**Written request:** Your task is to transcribe the data in full.

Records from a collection
----------

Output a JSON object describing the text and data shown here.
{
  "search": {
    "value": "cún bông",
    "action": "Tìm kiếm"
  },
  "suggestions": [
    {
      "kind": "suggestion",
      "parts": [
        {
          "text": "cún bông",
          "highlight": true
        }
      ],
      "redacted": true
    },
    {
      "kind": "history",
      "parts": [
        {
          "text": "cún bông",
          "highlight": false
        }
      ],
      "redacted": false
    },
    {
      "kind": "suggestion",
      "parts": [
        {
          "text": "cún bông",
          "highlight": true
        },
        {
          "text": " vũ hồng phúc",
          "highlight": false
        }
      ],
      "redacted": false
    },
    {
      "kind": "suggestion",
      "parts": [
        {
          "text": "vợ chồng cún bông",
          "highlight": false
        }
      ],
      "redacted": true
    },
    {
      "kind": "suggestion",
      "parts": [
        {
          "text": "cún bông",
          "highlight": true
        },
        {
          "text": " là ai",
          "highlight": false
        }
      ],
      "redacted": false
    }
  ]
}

----------

**Output:**
Output a JSON object describing the text and data shown here.
{
  "search": {
    "value": "cún bông",
    "action": "Tìm kiếm"
  },
  "suggestions": [
    {
      "kind": "suggestion",
      "parts": [
        {
          "text": "cún bông",
          "highlight": true
        }
      ],
      "redacted": true
    },
    {
      "kind": "history",
      "parts": [
        {
          "text": "cún bông",
          "highlight": false
        }
      ],
      "redacted": false
    },
    {
      "kind": "suggestion",
      "parts": [
        {
          "text": "cún bông",
          "highlight": true
        },
        {
          "text": " vũ hồng phúc",
          "highlight": false
        }
      ],
      "redacted": false
    },
    {
      "kind": "suggestion",
      "parts": [
        {
          "text": "vợ chồng cún bông",
          "highlight": false
        }
      ],
      "redacted": true
    },
    {
      "kind": "suggestion",
      "parts": [
        {
          "text": "cún bông",
          "highlight": true
        },
        {
          "text": " là ai",
          "highlight": false
        }
      ],
      "redacted": false
    }
  ]
}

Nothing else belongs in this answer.